WRITTEN PROBLEM: Where a line in the listing contains the string "ylabel", copy that line out.

[Part of a data file]
## start
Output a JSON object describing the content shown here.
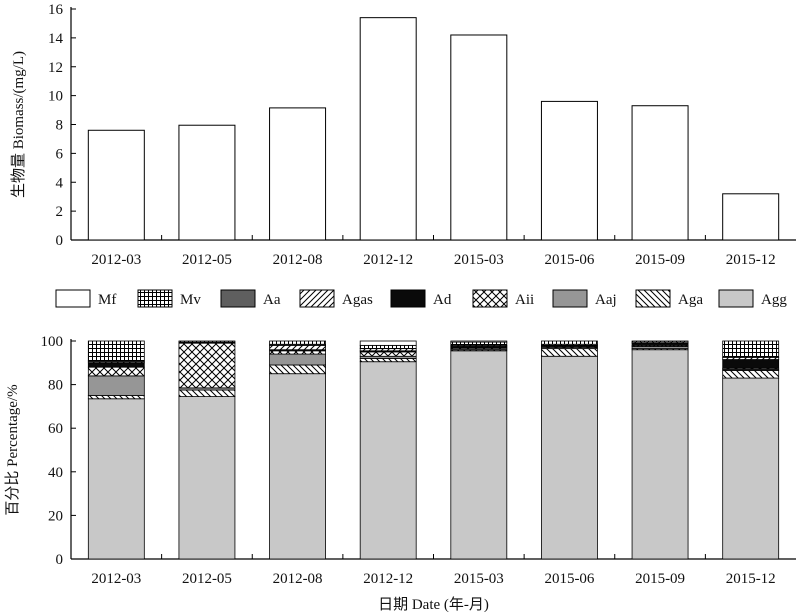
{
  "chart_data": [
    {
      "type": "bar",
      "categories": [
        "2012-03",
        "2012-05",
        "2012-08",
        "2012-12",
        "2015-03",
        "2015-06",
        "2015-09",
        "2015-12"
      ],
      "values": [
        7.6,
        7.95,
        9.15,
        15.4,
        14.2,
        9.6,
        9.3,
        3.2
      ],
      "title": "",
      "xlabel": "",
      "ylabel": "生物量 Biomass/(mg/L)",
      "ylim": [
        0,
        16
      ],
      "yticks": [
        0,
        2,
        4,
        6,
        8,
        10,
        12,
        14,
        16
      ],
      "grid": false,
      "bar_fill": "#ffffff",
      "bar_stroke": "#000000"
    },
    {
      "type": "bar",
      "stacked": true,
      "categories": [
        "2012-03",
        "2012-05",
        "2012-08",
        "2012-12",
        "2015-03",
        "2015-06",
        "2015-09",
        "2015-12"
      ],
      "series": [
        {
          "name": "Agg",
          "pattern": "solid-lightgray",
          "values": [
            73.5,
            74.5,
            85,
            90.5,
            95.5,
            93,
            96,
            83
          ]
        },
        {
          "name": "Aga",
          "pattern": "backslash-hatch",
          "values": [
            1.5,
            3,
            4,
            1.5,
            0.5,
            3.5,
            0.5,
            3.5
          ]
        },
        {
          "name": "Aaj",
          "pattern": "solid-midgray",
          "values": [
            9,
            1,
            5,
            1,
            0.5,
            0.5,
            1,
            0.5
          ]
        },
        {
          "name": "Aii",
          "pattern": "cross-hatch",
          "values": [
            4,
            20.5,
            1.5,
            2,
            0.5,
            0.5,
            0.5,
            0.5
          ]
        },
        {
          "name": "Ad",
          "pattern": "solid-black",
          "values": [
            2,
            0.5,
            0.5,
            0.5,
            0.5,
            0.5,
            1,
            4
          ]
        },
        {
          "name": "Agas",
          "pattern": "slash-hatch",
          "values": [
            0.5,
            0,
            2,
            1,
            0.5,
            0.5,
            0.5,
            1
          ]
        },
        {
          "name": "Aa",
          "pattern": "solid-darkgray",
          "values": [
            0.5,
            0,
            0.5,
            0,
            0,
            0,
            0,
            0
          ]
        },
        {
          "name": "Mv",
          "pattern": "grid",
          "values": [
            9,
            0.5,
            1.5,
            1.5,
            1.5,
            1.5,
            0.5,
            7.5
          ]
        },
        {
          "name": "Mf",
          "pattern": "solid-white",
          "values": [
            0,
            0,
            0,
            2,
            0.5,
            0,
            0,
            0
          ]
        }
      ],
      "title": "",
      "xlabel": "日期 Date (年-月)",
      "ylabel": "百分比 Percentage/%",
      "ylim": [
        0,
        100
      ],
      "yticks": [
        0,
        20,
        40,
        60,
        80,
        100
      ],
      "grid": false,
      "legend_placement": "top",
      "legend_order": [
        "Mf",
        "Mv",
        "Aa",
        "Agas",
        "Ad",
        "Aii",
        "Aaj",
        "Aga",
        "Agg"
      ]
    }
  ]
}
## end
## start
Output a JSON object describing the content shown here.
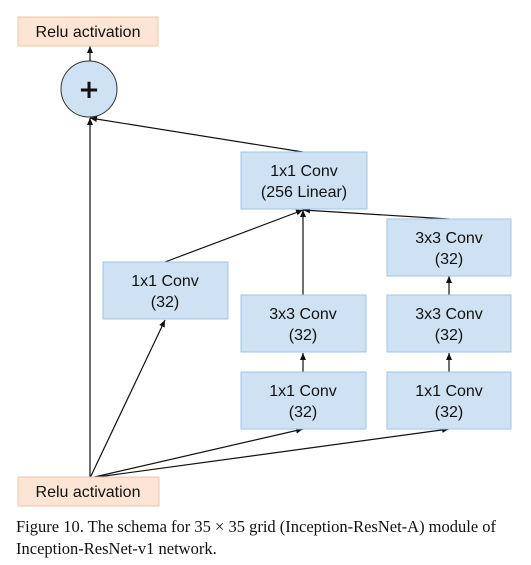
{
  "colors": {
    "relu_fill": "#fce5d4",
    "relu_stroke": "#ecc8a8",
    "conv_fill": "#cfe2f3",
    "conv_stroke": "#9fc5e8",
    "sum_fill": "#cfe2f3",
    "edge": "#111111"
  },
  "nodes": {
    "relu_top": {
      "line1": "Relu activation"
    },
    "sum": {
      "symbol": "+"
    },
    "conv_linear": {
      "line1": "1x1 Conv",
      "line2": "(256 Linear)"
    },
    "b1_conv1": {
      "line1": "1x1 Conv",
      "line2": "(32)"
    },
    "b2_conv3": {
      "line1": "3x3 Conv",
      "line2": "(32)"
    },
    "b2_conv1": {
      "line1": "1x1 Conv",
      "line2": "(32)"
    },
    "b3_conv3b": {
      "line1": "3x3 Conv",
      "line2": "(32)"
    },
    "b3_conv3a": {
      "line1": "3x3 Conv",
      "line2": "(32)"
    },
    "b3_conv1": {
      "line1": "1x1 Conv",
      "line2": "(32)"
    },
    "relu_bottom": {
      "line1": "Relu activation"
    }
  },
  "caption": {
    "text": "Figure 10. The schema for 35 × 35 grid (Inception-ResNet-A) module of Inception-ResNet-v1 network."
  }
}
## end
## start
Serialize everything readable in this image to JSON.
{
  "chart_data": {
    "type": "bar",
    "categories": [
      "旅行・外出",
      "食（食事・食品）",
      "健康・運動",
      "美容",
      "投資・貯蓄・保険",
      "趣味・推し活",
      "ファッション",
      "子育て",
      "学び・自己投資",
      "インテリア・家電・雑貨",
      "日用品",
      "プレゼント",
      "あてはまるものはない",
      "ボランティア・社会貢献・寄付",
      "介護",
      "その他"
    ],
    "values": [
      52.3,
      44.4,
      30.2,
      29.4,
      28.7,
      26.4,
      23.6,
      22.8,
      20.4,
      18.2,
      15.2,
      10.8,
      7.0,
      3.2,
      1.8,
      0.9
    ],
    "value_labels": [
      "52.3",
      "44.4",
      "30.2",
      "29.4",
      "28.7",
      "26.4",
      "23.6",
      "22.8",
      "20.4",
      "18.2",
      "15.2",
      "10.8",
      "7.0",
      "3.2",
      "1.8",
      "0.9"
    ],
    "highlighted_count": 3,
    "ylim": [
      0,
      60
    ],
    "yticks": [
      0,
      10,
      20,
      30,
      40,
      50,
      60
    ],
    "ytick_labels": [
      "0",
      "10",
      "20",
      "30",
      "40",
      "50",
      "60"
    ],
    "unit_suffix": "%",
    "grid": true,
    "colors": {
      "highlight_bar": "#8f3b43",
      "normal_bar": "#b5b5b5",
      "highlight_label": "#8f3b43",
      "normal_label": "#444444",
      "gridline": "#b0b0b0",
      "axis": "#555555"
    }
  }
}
## end
RIGHT ANSWER:
      "ylabel": "生物量 Biomass/(mg/L)",
      "ylabel": "百分比 Percentage/%",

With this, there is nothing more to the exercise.